_DATA PROVIDED:_

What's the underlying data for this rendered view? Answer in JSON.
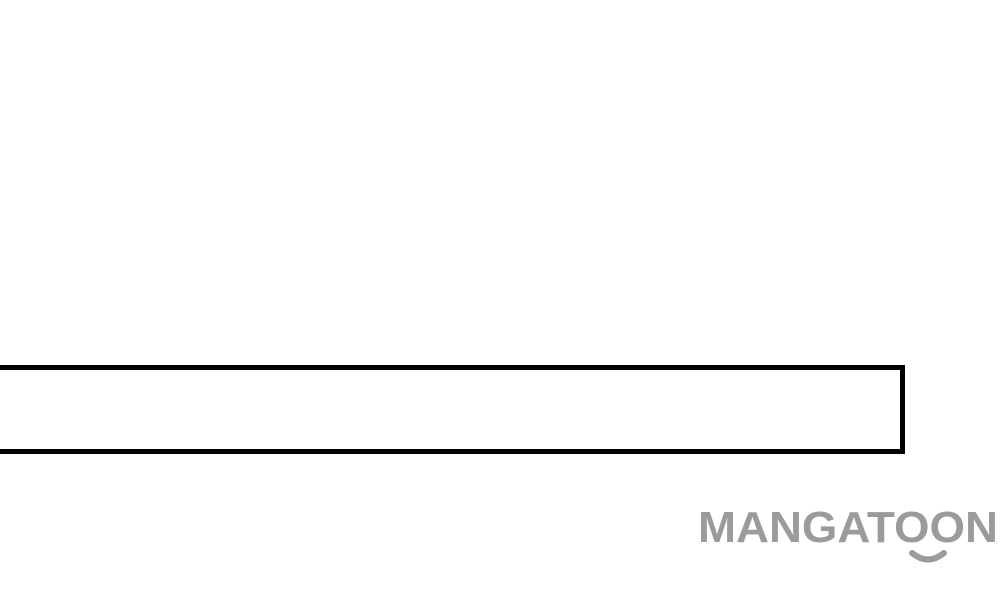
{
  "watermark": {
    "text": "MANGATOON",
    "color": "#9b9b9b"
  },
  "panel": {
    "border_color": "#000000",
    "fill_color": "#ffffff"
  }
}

_PROBLEM DETAILS:_
Transcribe the material exactly, and leave out whatever pictures it holds.

_OUTPUT OF THE TASK:_
What's the underlying data for this rendered view? Answer in JSON.
{
  "watermark": {
    "text": "MANGATOON",
    "color": "#9b9b9b"
  },
  "panel": {
    "border_color": "#000000",
    "fill_color": "#ffffff"
  }
}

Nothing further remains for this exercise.